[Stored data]

════════════════════

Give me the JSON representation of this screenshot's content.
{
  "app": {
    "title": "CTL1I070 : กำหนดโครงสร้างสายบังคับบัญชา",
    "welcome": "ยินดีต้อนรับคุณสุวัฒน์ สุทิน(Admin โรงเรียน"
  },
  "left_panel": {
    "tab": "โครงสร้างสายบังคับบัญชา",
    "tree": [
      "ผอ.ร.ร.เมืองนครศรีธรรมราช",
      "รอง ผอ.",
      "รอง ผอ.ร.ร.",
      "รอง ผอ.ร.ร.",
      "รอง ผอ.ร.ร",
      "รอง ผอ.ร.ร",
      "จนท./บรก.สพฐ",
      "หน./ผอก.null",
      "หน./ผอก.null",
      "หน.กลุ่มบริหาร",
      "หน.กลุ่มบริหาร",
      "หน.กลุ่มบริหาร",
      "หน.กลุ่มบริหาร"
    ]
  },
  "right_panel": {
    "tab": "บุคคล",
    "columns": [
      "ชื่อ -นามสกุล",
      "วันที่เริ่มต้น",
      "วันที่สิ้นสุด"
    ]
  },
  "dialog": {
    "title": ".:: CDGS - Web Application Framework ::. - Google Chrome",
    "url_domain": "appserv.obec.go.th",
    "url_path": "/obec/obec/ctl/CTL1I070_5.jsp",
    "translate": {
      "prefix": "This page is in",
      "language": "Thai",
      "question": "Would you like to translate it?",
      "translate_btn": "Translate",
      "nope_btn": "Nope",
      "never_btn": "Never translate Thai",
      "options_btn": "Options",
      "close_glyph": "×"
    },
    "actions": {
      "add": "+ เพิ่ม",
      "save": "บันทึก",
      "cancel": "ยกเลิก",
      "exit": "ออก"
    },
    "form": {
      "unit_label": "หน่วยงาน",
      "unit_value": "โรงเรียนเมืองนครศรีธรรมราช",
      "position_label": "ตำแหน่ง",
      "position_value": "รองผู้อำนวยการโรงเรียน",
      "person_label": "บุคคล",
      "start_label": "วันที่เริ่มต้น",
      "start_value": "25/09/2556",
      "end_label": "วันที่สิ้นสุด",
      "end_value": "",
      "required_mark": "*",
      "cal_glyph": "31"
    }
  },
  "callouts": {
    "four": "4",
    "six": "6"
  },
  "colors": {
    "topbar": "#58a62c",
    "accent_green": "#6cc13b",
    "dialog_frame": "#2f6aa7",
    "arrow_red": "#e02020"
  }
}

════════════════════

## What is required
Write out the records above again, keeping each one identical to the original.

## Result of the task
Give me the JSON representation of this screenshot's content.
{
  "app": {
    "title": "CTL1I070 : กำหนดโครงสร้างสายบังคับบัญชา",
    "welcome": "ยินดีต้อนรับคุณสุวัฒน์ สุทิน(Admin โรงเรียน"
  },
  "left_panel": {
    "tab": "โครงสร้างสายบังคับบัญชา",
    "tree": [
      "ผอ.ร.ร.เมืองนครศรีธรรมราช",
      "รอง ผอ.",
      "รอง ผอ.ร.ร.",
      "รอง ผอ.ร.ร.",
      "รอง ผอ.ร.ร",
      "รอง ผอ.ร.ร",
      "จนท./บรก.สพฐ",
      "หน./ผอก.null",
      "หน./ผอก.null",
      "หน.กลุ่มบริหาร",
      "หน.กลุ่มบริหาร",
      "หน.กลุ่มบริหาร",
      "หน.กลุ่มบริหาร"
    ]
  },
  "right_panel": {
    "tab": "บุคคล",
    "columns": [
      "ชื่อ -นามสกุล",
      "วันที่เริ่มต้น",
      "วันที่สิ้นสุด"
    ]
  },
  "dialog": {
    "title": ".:: CDGS - Web Application Framework ::. - Google Chrome",
    "url_domain": "appserv.obec.go.th",
    "url_path": "/obec/obec/ctl/CTL1I070_5.jsp",
    "translate": {
      "prefix": "This page is in",
      "language": "Thai",
      "question": "Would you like to translate it?",
      "translate_btn": "Translate",
      "nope_btn": "Nope",
      "never_btn": "Never translate Thai",
      "options_btn": "Options",
      "close_glyph": "×"
    },
    "actions": {
      "add": "+ เพิ่ม",
      "save": "บันทึก",
      "cancel": "ยกเลิก",
      "exit": "ออก"
    },
    "form": {
      "unit_label": "หน่วยงาน",
      "unit_value": "โรงเรียนเมืองนครศรีธรรมราช",
      "position_label": "ตำแหน่ง",
      "position_value": "รองผู้อำนวยการโรงเรียน",
      "person_label": "บุคคล",
      "start_label": "วันที่เริ่มต้น",
      "start_value": "25/09/2556",
      "end_label": "วันที่สิ้นสุด",
      "end_value": "",
      "required_mark": "*",
      "cal_glyph": "31"
    }
  },
  "callouts": {
    "four": "4",
    "six": "6"
  },
  "colors": {
    "topbar": "#58a62c",
    "accent_green": "#6cc13b",
    "dialog_frame": "#2f6aa7",
    "arrow_red": "#e02020"
  }
}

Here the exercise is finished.